Chart and figure data
☆ ☆ ☆ ☆ ☆ ☆ ☆
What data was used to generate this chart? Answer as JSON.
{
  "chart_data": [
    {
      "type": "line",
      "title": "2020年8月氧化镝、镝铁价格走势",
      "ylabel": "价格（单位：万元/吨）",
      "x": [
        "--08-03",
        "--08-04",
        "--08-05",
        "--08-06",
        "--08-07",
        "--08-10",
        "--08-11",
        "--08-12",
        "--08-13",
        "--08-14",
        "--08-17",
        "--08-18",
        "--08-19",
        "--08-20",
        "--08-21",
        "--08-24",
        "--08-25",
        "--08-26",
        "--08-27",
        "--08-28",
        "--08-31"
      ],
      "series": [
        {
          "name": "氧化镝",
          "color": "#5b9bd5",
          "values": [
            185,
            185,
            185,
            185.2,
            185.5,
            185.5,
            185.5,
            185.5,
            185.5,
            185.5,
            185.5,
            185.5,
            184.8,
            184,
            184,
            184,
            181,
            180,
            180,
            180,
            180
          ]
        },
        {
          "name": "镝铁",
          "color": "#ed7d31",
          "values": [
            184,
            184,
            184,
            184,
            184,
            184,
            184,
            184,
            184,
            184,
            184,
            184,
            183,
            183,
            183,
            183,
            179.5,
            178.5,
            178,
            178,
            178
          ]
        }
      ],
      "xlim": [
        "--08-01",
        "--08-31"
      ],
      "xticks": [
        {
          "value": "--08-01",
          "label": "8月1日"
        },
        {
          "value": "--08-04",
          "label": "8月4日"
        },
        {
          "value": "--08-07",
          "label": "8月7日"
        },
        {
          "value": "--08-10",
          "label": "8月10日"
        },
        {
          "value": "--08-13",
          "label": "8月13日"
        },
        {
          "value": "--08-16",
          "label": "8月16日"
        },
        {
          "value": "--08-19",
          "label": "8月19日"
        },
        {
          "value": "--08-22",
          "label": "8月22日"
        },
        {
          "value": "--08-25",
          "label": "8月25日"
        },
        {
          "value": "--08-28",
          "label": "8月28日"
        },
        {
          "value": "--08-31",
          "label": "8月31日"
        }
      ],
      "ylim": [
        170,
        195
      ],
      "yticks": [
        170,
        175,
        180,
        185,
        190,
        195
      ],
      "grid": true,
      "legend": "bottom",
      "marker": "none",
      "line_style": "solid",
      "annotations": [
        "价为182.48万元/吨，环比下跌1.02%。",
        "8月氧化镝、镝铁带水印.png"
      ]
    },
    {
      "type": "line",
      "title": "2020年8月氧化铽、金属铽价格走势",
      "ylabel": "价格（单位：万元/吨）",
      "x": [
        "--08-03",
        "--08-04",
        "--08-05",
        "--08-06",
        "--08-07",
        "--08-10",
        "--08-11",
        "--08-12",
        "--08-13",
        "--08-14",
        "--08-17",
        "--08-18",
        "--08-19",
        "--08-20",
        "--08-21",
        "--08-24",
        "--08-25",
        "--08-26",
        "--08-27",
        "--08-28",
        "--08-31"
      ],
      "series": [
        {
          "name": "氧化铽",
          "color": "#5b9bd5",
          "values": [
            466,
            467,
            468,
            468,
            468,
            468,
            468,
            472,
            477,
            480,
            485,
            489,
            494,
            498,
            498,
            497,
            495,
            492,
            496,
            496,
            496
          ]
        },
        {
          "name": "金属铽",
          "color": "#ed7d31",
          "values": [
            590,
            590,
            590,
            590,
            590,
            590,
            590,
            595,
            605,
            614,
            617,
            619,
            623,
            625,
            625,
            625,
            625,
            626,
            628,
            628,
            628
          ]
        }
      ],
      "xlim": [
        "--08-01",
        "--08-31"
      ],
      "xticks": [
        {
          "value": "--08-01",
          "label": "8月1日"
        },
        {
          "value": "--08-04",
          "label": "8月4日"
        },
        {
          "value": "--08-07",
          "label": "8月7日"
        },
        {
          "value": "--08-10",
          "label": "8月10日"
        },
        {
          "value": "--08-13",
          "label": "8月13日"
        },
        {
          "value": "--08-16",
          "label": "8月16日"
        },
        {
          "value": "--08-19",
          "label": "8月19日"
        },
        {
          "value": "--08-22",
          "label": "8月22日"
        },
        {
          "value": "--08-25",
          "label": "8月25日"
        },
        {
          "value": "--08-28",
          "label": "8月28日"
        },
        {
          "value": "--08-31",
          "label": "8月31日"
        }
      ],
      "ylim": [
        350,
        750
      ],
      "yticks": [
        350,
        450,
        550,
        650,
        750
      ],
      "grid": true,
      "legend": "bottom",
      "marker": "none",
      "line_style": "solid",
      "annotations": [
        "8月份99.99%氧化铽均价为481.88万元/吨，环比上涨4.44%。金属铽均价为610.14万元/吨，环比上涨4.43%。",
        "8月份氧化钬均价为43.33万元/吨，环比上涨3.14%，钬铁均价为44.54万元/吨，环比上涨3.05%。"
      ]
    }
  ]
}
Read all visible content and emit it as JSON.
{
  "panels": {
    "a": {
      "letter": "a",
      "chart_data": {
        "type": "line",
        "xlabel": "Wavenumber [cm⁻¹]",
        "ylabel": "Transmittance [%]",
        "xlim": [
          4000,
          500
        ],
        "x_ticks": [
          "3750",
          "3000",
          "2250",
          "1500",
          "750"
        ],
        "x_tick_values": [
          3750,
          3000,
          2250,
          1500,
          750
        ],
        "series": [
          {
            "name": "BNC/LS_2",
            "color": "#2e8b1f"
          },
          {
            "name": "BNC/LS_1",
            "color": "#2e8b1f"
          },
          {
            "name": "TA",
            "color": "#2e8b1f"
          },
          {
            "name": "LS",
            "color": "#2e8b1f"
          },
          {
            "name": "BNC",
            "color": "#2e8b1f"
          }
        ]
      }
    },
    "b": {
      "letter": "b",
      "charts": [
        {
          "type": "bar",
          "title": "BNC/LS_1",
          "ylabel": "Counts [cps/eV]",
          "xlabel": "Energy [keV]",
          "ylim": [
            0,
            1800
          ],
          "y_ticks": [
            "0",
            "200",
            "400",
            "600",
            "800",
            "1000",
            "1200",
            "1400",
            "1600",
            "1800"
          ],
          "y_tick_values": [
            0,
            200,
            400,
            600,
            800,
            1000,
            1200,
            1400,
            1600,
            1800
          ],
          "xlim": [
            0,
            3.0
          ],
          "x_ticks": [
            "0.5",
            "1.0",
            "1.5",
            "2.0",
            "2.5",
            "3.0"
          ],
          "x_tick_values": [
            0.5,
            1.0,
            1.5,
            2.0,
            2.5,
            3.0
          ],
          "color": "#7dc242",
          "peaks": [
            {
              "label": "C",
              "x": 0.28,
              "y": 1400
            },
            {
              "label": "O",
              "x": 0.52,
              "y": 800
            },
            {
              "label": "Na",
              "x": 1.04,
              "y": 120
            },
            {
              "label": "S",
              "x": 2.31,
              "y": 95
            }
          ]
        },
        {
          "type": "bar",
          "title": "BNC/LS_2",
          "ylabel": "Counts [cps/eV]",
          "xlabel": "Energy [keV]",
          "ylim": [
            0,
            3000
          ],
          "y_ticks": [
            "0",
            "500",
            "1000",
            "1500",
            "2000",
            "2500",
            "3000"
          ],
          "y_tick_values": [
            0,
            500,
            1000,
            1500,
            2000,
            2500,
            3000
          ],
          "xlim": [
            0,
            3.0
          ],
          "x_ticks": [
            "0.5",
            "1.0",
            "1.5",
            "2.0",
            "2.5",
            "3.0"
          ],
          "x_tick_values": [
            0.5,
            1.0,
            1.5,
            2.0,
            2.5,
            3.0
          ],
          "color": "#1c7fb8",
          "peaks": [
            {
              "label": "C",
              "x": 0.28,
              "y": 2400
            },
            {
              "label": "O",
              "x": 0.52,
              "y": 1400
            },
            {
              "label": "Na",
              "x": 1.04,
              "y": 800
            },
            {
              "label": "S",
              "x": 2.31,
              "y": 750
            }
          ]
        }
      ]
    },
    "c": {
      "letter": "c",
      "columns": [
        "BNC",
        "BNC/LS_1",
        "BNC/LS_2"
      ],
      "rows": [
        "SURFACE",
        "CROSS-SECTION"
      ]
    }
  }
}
☆ ☆ ☆ ☆ ☆ ☆ ☆
**GIVEN INSTRUCTION**
Filter the records above for "name" and copy every matching line.

**WORKED SOLUTION**
          "name": "氧化镝",
          "name": "镝铁",
          "name": "氧化铽",
          "name": "金属铽",
            "name": "BNC/LS_2",
            "name": "BNC/LS_1",
            "name": "TA",
            "name": "LS",
            "name": "BNC",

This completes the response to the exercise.